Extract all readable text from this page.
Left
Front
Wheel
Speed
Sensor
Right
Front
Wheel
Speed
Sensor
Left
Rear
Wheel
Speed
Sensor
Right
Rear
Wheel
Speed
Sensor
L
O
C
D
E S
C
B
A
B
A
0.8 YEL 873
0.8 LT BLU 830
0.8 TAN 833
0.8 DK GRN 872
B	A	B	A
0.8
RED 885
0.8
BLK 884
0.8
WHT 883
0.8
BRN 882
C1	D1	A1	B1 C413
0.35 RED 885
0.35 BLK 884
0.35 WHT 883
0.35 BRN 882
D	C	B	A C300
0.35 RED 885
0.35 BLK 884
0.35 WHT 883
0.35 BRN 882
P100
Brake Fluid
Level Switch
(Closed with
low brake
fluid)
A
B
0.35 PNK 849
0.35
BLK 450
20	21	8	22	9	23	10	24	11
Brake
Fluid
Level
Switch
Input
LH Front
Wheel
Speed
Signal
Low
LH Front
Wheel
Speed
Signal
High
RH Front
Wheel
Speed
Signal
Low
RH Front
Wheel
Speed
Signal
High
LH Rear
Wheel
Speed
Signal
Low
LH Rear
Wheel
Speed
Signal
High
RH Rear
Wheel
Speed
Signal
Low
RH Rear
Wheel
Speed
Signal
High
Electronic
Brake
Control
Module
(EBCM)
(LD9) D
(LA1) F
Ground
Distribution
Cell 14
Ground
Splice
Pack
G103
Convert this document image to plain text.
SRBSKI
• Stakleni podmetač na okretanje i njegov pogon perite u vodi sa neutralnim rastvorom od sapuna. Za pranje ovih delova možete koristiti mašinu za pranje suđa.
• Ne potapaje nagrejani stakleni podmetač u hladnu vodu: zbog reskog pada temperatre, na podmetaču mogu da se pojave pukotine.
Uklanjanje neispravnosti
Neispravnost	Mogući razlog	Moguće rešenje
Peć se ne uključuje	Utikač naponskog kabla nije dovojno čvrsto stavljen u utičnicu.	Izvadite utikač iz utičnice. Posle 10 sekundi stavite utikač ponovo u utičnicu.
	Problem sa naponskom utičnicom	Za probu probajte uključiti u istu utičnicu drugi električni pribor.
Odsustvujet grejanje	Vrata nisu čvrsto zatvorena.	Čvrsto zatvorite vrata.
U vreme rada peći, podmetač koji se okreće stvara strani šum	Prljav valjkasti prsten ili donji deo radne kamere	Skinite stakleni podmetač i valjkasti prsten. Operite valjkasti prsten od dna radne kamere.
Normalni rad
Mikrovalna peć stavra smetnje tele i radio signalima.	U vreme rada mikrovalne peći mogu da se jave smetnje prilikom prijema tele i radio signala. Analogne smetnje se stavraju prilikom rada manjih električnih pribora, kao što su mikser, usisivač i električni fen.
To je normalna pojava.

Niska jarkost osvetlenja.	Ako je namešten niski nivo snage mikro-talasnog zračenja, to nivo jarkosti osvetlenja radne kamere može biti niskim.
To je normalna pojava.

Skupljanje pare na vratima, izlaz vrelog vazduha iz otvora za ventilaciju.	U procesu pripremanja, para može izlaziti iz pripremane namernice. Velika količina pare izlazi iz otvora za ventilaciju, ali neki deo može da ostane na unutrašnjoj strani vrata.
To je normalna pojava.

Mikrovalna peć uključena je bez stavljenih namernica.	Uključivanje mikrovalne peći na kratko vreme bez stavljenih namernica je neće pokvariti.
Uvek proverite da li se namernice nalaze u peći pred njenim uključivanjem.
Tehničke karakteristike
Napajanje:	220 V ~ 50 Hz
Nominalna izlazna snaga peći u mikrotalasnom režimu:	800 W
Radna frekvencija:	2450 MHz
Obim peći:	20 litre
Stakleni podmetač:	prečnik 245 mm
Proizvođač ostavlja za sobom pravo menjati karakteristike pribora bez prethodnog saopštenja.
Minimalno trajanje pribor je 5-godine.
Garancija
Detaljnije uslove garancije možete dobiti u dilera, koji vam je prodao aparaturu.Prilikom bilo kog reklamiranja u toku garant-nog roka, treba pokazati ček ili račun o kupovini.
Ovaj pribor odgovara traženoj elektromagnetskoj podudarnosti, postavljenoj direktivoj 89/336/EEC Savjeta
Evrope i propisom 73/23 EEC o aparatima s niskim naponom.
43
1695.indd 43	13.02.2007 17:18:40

▶ Problem
Copy all lines from the material that hold "utičnicu".

▶ Result of the exercise
Peć se ne uključuje	Utikač naponskog kabla nije dovojno čvrsto stavljen u utičnicu.	Izvadite utikač iz utičnice. Posle 10 sekundi stavite utikač ponovo u utičnicu.
	Problem sa naponskom utičnicom	Za probu probajte uključiti u istu utičnicu drugi električni pribor.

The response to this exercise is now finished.